*To be done*: Give all of the lines again exactly as they read.

____________________

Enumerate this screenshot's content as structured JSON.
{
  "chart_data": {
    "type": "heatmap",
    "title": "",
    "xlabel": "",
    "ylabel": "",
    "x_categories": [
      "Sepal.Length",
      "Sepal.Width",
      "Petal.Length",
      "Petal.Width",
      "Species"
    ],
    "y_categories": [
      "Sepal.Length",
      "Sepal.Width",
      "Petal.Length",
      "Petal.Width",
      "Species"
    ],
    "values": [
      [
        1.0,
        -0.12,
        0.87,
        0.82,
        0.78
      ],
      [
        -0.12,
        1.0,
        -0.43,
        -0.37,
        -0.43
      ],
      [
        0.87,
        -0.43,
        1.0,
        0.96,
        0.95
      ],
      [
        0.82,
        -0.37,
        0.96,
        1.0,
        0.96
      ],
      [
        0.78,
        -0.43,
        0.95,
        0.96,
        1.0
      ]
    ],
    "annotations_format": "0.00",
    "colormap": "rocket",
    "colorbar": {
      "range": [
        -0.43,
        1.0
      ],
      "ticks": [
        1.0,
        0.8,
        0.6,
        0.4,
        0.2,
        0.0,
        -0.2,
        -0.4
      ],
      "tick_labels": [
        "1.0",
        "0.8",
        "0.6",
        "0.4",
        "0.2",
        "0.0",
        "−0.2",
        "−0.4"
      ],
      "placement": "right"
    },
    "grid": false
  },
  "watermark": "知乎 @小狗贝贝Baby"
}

____________________

*Final result*:
Enumerate this screenshot's content as structured JSON.
{
  "chart_data": {
    "type": "heatmap",
    "title": "",
    "xlabel": "",
    "ylabel": "",
    "x_categories": [
      "Sepal.Length",
      "Sepal.Width",
      "Petal.Length",
      "Petal.Width",
      "Species"
    ],
    "y_categories": [
      "Sepal.Length",
      "Sepal.Width",
      "Petal.Length",
      "Petal.Width",
      "Species"
    ],
    "values": [
      [
        1.0,
        -0.12,
        0.87,
        0.82,
        0.78
      ],
      [
        -0.12,
        1.0,
        -0.43,
        -0.37,
        -0.43
      ],
      [
        0.87,
        -0.43,
        1.0,
        0.96,
        0.95
      ],
      [
        0.82,
        -0.37,
        0.96,
        1.0,
        0.96
      ],
      [
        0.78,
        -0.43,
        0.95,
        0.96,
        1.0
      ]
    ],
    "annotations_format": "0.00",
    "colormap": "rocket",
    "colorbar": {
      "range": [
        -0.43,
        1.0
      ],
      "ticks": [
        1.0,
        0.8,
        0.6,
        0.4,
        0.2,
        0.0,
        -0.2,
        -0.4
      ],
      "tick_labels": [
        "1.0",
        "0.8",
        "0.6",
        "0.4",
        "0.2",
        "0.0",
        "−0.2",
        "−0.4"
      ],
      "placement": "right"
    },
    "grid": false
  },
  "watermark": "知乎 @小狗贝贝Baby"
}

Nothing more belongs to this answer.